* _Request_
Restate all of the data exactly.

* _Record extracts_
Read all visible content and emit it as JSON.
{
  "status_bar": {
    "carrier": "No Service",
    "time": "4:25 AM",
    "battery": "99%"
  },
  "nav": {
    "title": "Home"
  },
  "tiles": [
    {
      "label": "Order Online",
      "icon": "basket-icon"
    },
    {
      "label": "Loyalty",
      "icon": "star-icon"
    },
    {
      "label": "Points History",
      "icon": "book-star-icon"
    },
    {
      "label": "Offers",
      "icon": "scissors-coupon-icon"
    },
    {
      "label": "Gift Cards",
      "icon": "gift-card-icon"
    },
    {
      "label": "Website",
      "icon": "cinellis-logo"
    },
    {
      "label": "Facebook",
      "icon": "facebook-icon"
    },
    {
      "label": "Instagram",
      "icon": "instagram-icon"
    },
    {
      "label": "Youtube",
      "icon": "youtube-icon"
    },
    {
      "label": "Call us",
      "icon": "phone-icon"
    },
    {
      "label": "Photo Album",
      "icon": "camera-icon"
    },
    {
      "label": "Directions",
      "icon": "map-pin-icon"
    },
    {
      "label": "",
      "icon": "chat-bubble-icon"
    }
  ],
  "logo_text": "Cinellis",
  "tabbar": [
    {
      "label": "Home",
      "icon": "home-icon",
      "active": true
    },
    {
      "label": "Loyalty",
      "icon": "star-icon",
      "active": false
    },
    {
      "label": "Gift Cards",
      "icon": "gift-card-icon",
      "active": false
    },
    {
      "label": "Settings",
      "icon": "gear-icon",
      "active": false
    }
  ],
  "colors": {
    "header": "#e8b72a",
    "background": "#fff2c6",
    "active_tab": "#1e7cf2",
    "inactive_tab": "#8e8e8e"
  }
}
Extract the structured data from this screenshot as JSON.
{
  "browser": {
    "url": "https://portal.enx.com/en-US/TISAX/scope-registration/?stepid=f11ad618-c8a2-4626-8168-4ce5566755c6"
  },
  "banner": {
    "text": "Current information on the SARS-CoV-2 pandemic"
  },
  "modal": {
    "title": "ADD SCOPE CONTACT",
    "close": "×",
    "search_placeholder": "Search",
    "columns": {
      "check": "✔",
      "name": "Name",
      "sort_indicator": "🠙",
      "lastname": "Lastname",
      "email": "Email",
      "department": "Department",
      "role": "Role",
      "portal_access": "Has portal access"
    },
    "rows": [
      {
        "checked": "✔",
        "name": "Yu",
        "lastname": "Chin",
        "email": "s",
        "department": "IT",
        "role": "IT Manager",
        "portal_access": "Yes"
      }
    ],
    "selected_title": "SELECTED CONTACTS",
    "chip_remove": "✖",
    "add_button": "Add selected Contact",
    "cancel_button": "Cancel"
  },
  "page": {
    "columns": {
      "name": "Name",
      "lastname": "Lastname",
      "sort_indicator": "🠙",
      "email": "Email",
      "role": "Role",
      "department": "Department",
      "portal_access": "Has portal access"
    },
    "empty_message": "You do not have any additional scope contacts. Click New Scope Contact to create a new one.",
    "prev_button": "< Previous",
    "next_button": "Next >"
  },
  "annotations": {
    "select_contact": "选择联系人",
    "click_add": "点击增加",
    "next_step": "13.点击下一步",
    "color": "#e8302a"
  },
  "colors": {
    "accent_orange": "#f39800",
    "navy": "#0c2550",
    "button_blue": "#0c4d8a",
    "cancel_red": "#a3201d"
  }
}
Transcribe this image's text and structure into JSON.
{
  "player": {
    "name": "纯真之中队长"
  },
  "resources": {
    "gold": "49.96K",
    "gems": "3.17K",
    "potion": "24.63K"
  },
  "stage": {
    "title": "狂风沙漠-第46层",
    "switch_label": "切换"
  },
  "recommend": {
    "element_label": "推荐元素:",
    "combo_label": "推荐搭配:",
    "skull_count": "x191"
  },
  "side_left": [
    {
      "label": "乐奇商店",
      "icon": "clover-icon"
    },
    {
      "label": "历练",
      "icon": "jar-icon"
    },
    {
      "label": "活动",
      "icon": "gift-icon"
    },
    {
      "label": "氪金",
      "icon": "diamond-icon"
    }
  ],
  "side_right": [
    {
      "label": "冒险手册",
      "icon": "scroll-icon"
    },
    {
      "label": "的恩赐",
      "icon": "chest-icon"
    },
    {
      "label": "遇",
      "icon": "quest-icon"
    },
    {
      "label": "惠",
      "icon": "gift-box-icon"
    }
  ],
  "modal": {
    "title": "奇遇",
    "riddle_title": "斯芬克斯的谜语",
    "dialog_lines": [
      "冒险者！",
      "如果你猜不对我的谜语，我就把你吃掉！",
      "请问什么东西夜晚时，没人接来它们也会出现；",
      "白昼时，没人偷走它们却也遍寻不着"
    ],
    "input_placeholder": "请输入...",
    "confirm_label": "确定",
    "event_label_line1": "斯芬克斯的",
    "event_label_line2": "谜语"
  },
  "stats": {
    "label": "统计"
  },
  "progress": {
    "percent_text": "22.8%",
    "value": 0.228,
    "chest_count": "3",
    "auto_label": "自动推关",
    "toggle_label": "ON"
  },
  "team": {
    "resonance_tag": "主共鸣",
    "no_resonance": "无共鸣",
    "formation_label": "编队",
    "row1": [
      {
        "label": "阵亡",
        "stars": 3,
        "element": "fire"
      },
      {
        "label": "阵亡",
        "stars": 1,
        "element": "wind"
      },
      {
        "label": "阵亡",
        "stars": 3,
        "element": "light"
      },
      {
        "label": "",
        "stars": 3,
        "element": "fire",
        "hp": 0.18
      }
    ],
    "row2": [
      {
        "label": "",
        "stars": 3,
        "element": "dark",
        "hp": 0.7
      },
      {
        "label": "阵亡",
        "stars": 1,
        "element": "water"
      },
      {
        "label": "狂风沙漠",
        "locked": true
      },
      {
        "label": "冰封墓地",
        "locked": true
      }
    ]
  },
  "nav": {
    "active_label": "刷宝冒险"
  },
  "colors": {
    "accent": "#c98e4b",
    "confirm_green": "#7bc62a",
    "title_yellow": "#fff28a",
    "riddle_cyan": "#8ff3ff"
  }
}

* _Result of the exercise_
Read all visible content and emit it as JSON.
{
  "status_bar": {
    "carrier": "No Service",
    "time": "4:25 AM",
    "battery": "99%"
  },
  "nav": {
    "title": "Home"
  },
  "tiles": [
    {
      "label": "Order Online",
      "icon": "basket-icon"
    },
    {
      "label": "Loyalty",
      "icon": "star-icon"
    },
    {
      "label": "Points History",
      "icon": "book-star-icon"
    },
    {
      "label": "Offers",
      "icon": "scissors-coupon-icon"
    },
    {
      "label": "Gift Cards",
      "icon": "gift-card-icon"
    },
    {
      "label": "Website",
      "icon": "cinellis-logo"
    },
    {
      "label": "Facebook",
      "icon": "facebook-icon"
    },
    {
      "label": "Instagram",
      "icon": "instagram-icon"
    },
    {
      "label": "Youtube",
      "icon": "youtube-icon"
    },
    {
      "label": "Call us",
      "icon": "phone-icon"
    },
    {
      "label": "Photo Album",
      "icon": "camera-icon"
    },
    {
      "label": "Directions",
      "icon": "map-pin-icon"
    },
    {
      "label": "",
      "icon": "chat-bubble-icon"
    }
  ],
  "logo_text": "Cinellis",
  "tabbar": [
    {
      "label": "Home",
      "icon": "home-icon",
      "active": true
    },
    {
      "label": "Loyalty",
      "icon": "star-icon",
      "active": false
    },
    {
      "label": "Gift Cards",
      "icon": "gift-card-icon",
      "active": false
    },
    {
      "label": "Settings",
      "icon": "gear-icon",
      "active": false
    }
  ],
  "colors": {
    "header": "#e8b72a",
    "background": "#fff2c6",
    "active_tab": "#1e7cf2",
    "inactive_tab": "#8e8e8e"
  }
}
Extract the structured data from this screenshot as JSON.
{
  "browser": {
    "url": "https://portal.enx.com/en-US/TISAX/scope-registration/?stepid=f11ad618-c8a2-4626-8168-4ce5566755c6"
  },
  "banner": {
    "text": "Current information on the SARS-CoV-2 pandemic"
  },
  "modal": {
    "title": "ADD SCOPE CONTACT",
    "close": "×",
    "search_placeholder": "Search",
    "columns": {
      "check": "✔",
      "name": "Name",
      "sort_indicator": "🠙",
      "lastname": "Lastname",
      "email": "Email",
      "department": "Department",
      "role": "Role",
      "portal_access": "Has portal access"
    },
    "rows": [
      {
        "checked": "✔",
        "name": "Yu",
        "lastname": "Chin",
        "email": "s",
        "department": "IT",
        "role": "IT Manager",
        "portal_access": "Yes"
      }
    ],
    "selected_title": "SELECTED CONTACTS",
    "chip_remove": "✖",
    "add_button": "Add selected Contact",
    "cancel_button": "Cancel"
  },
  "page": {
    "columns": {
      "name": "Name",
      "lastname": "Lastname",
      "sort_indicator": "🠙",
      "email": "Email",
      "role": "Role",
      "department": "Department",
      "portal_access": "Has portal access"
    },
    "empty_message": "You do not have any additional scope contacts. Click New Scope Contact to create a new one.",
    "prev_button": "< Previous",
    "next_button": "Next >"
  },
  "annotations": {
    "select_contact": "选择联系人",
    "click_add": "点击增加",
    "next_step": "13.点击下一步",
    "color": "#e8302a"
  },
  "colors": {
    "accent_orange": "#f39800",
    "navy": "#0c2550",
    "button_blue": "#0c4d8a",
    "cancel_red": "#a3201d"
  }
}
Transcribe this image's text and structure into JSON.
{
  "player": {
    "name": "纯真之中队长"
  },
  "resources": {
    "gold": "49.96K",
    "gems": "3.17K",
    "potion": "24.63K"
  },
  "stage": {
    "title": "狂风沙漠-第46层",
    "switch_label": "切换"
  },
  "recommend": {
    "element_label": "推荐元素:",
    "combo_label": "推荐搭配:",
    "skull_count": "x191"
  },
  "side_left": [
    {
      "label": "乐奇商店",
      "icon": "clover-icon"
    },
    {
      "label": "历练",
      "icon": "jar-icon"
    },
    {
      "label": "活动",
      "icon": "gift-icon"
    },
    {
      "label": "氪金",
      "icon": "diamond-icon"
    }
  ],
  "side_right": [
    {
      "label": "冒险手册",
      "icon": "scroll-icon"
    },
    {
      "label": "的恩赐",
      "icon": "chest-icon"
    },
    {
      "label": "遇",
      "icon": "quest-icon"
    },
    {
      "label": "惠",
      "icon": "gift-box-icon"
    }
  ],
  "modal": {
    "title": "奇遇",
    "riddle_title": "斯芬克斯的谜语",
    "dialog_lines": [
      "冒险者！",
      "如果你猜不对我的谜语，我就把你吃掉！",
      "请问什么东西夜晚时，没人接来它们也会出现；",
      "白昼时，没人偷走它们却也遍寻不着"
    ],
    "input_placeholder": "请输入...",
    "confirm_label": "确定",
    "event_label_line1": "斯芬克斯的",
    "event_label_line2": "谜语"
  },
  "stats": {
    "label": "统计"
  },
  "progress": {
    "percent_text": "22.8%",
    "value": 0.228,
    "chest_count": "3",
    "auto_label": "自动推关",
    "toggle_label": "ON"
  },
  "team": {
    "resonance_tag": "主共鸣",
    "no_resonance": "无共鸣",
    "formation_label": "编队",
    "row1": [
      {
        "label": "阵亡",
        "stars": 3,
        "element": "fire"
      },
      {
        "label": "阵亡",
        "stars": 1,
        "element": "wind"
      },
      {
        "label": "阵亡",
        "stars": 3,
        "element": "light"
      },
      {
        "label": "",
        "stars": 3,
        "element": "fire",
        "hp": 0.18
      }
    ],
    "row2": [
      {
        "label": "",
        "stars": 3,
        "element": "dark",
        "hp": 0.7
      },
      {
        "label": "阵亡",
        "stars": 1,
        "element": "water"
      },
      {
        "label": "狂风沙漠",
        "locked": true
      },
      {
        "label": "冰封墓地",
        "locked": true
      }
    ]
  },
  "nav": {
    "active_label": "刷宝冒险"
  },
  "colors": {
    "accent": "#c98e4b",
    "confirm_green": "#7bc62a",
    "title_yellow": "#fff28a",
    "riddle_cyan": "#8ff3ff"
  }
}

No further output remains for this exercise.